Records supplied start

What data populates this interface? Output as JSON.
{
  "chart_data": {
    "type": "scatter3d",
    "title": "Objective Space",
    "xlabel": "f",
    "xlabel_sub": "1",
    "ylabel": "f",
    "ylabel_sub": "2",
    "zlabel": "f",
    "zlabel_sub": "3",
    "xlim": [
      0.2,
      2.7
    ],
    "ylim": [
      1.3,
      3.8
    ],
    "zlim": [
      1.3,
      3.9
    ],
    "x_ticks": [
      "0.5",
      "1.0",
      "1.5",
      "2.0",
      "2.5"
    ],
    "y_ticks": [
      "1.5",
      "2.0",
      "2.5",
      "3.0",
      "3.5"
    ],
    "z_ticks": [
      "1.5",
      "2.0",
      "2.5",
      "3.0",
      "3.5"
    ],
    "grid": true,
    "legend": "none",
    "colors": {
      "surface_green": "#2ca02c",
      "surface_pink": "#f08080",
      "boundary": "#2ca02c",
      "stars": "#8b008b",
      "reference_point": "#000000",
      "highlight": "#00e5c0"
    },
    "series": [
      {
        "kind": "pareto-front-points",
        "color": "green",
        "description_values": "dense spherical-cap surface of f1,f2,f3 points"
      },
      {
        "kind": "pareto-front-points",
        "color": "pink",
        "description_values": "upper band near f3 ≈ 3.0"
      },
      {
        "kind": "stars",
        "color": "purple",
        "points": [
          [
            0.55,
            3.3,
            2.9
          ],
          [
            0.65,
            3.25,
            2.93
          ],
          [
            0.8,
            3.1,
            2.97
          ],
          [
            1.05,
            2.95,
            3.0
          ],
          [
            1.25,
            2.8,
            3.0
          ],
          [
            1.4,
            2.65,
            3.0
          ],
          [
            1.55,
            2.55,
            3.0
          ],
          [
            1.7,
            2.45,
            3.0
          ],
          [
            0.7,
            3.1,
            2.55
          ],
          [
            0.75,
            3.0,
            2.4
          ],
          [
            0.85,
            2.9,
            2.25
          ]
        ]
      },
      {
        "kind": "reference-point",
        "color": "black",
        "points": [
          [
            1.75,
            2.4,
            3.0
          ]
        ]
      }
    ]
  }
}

Records supplied end

_Stated problem:_
Retype the whole listing above exactly.

_The solution:_
What data populates this interface? Output as JSON.
{
  "chart_data": {
    "type": "scatter3d",
    "title": "Objective Space",
    "xlabel": "f",
    "xlabel_sub": "1",
    "ylabel": "f",
    "ylabel_sub": "2",
    "zlabel": "f",
    "zlabel_sub": "3",
    "xlim": [
      0.2,
      2.7
    ],
    "ylim": [
      1.3,
      3.8
    ],
    "zlim": [
      1.3,
      3.9
    ],
    "x_ticks": [
      "0.5",
      "1.0",
      "1.5",
      "2.0",
      "2.5"
    ],
    "y_ticks": [
      "1.5",
      "2.0",
      "2.5",
      "3.0",
      "3.5"
    ],
    "z_ticks": [
      "1.5",
      "2.0",
      "2.5",
      "3.0",
      "3.5"
    ],
    "grid": true,
    "legend": "none",
    "colors": {
      "surface_green": "#2ca02c",
      "surface_pink": "#f08080",
      "boundary": "#2ca02c",
      "stars": "#8b008b",
      "reference_point": "#000000",
      "highlight": "#00e5c0"
    },
    "series": [
      {
        "kind": "pareto-front-points",
        "color": "green",
        "description_values": "dense spherical-cap surface of f1,f2,f3 points"
      },
      {
        "kind": "pareto-front-points",
        "color": "pink",
        "description_values": "upper band near f3 ≈ 3.0"
      },
      {
        "kind": "stars",
        "color": "purple",
        "points": [
          [
            0.55,
            3.3,
            2.9
          ],
          [
            0.65,
            3.25,
            2.93
          ],
          [
            0.8,
            3.1,
            2.97
          ],
          [
            1.05,
            2.95,
            3.0
          ],
          [
            1.25,
            2.8,
            3.0
          ],
          [
            1.4,
            2.65,
            3.0
          ],
          [
            1.55,
            2.55,
            3.0
          ],
          [
            1.7,
            2.45,
            3.0
          ],
          [
            0.7,
            3.1,
            2.55
          ],
          [
            0.75,
            3.0,
            2.4
          ],
          [
            0.85,
            2.9,
            2.25
          ]
        ]
      },
      {
        "kind": "reference-point",
        "color": "black",
        "points": [
          [
            1.75,
            2.4,
            3.0
          ]
        ]
      }
    ]
  }
}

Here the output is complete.